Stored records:
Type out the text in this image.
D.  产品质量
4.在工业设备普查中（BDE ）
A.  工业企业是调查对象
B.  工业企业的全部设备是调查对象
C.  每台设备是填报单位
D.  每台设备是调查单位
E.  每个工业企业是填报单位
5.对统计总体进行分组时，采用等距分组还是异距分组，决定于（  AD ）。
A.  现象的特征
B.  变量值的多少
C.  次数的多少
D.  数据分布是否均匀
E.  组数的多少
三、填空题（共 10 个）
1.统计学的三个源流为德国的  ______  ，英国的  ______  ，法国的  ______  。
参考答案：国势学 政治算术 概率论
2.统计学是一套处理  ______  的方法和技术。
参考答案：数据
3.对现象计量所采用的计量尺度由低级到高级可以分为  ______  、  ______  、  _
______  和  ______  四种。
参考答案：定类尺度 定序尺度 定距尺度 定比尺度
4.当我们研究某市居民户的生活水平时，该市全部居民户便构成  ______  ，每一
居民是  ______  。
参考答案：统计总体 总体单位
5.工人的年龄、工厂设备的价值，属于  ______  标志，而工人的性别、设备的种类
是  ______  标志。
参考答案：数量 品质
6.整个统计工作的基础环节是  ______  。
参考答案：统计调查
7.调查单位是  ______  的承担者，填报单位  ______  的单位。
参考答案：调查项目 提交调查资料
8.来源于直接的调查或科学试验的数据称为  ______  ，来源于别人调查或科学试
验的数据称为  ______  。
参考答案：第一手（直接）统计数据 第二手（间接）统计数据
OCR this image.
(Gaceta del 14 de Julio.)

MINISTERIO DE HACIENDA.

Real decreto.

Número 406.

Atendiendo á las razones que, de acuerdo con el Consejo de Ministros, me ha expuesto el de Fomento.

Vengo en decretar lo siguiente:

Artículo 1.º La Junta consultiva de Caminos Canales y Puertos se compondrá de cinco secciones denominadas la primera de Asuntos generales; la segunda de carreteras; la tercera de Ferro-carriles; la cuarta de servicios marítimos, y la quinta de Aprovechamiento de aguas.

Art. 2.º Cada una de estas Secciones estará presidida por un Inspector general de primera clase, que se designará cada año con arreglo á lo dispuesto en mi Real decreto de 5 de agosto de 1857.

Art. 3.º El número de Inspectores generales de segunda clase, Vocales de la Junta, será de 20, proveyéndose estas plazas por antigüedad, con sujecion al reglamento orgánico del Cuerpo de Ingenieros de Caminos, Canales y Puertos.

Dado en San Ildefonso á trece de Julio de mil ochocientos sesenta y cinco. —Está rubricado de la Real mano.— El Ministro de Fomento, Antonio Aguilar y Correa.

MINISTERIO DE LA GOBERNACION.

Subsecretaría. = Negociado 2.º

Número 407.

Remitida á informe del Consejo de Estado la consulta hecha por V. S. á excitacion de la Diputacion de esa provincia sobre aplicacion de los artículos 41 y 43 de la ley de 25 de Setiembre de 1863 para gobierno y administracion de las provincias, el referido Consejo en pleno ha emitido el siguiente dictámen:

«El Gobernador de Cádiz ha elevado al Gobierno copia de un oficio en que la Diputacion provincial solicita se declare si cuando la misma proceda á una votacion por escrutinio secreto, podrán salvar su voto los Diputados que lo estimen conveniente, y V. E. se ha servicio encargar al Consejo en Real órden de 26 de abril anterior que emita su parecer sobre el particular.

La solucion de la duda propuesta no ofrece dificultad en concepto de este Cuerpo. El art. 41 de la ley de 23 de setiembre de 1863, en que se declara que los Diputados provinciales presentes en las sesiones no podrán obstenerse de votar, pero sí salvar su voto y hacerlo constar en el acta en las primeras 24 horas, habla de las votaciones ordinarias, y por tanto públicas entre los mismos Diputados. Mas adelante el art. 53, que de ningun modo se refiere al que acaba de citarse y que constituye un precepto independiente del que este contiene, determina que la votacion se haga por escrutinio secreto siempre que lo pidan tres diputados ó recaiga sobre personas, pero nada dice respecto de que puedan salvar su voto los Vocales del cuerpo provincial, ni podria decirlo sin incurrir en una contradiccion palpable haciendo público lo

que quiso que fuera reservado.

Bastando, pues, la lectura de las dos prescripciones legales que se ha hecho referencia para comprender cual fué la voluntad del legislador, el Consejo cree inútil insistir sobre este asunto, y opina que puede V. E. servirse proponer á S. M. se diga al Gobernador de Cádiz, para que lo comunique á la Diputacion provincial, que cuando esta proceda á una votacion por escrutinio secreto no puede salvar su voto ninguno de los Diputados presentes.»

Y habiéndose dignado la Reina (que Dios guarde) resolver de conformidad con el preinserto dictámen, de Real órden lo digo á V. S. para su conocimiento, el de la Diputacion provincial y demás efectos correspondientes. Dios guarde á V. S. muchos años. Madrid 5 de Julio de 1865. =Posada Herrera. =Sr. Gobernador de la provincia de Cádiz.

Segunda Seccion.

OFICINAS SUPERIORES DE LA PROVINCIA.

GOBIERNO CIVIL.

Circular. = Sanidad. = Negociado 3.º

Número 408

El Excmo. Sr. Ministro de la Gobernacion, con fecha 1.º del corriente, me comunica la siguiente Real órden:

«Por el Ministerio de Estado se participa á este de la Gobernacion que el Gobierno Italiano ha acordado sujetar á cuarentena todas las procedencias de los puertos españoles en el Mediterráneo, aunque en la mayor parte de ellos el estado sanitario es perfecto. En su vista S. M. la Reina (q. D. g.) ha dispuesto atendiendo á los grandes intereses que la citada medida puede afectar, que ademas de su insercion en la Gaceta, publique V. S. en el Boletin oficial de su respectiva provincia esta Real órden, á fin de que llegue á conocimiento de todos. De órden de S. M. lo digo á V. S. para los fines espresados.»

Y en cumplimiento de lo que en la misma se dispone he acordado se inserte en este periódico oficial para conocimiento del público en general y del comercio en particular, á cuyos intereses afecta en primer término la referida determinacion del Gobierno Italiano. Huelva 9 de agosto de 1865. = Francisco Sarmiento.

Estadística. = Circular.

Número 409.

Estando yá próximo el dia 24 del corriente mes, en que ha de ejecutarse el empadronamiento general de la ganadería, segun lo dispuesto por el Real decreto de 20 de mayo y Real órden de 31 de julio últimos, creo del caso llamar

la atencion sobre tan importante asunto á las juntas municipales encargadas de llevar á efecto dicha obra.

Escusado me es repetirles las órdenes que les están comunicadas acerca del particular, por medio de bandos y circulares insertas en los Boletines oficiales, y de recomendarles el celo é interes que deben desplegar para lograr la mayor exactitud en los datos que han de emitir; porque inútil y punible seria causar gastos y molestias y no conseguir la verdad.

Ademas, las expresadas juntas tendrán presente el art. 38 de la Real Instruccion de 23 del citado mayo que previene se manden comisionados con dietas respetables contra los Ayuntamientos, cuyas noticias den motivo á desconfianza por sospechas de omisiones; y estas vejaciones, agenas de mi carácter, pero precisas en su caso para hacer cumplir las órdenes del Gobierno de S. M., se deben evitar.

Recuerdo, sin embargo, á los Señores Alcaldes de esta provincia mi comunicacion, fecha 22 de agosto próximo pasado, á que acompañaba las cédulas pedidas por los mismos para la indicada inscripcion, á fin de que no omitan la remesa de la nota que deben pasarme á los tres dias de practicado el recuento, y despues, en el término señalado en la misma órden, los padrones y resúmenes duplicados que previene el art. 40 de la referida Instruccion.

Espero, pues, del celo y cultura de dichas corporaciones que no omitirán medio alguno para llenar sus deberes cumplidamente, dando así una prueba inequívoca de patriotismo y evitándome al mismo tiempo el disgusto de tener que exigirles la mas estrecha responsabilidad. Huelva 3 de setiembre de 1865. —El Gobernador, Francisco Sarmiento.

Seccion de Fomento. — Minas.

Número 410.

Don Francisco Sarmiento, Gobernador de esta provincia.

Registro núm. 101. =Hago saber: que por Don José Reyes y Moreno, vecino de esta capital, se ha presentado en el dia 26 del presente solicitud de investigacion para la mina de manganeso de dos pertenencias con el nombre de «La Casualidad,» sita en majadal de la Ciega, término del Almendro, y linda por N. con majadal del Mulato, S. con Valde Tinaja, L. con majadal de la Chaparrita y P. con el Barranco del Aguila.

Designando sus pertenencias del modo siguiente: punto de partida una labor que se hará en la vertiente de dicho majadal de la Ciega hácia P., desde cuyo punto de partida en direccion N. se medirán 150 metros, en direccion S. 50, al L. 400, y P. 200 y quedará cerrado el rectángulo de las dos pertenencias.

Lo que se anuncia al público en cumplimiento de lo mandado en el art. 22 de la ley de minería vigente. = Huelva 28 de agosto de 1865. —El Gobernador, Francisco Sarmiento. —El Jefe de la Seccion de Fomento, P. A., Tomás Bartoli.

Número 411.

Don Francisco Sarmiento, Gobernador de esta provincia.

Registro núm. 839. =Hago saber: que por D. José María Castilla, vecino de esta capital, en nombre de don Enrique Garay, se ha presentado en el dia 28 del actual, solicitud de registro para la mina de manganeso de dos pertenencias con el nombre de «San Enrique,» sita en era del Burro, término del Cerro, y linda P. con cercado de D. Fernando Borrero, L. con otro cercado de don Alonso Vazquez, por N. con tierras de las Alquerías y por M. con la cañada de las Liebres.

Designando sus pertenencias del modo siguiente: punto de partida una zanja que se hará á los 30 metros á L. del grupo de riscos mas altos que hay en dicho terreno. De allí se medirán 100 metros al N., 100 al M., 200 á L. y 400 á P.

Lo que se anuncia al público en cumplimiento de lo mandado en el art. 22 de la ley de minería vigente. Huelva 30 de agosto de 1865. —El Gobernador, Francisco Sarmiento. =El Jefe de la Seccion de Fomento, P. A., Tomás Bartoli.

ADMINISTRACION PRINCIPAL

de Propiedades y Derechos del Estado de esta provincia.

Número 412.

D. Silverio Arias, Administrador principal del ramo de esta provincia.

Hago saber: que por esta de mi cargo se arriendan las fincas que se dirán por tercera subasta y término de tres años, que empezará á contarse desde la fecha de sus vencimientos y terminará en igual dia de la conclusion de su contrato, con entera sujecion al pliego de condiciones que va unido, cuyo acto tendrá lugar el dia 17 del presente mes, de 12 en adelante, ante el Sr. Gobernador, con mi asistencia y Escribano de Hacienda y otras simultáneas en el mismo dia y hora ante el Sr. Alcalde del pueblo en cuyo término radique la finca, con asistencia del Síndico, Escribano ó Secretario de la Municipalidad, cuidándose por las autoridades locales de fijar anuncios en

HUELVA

REQUIRED TASK:
Identify the lines that hold the word "Tomás". Copy every one of them.

TASK ANSWER:
Lo que se anuncia al público en cumplimiento de lo mandado en el art. 22 de la ley de minería vigente. = Huelva 28 de agosto de 1865. —El Gobernador, Francisco Sarmiento. —El Jefe de la Seccion de Fomento, P. A., Tomás Bartoli.
Lo que se anuncia al público en cumplimiento de lo mandado en el art. 22 de la ley de minería vigente. Huelva 30 de agosto de 1865. —El Gobernador, Francisco Sarmiento. =El Jefe de la Seccion de Fomento, P. A., Tomás Bartoli.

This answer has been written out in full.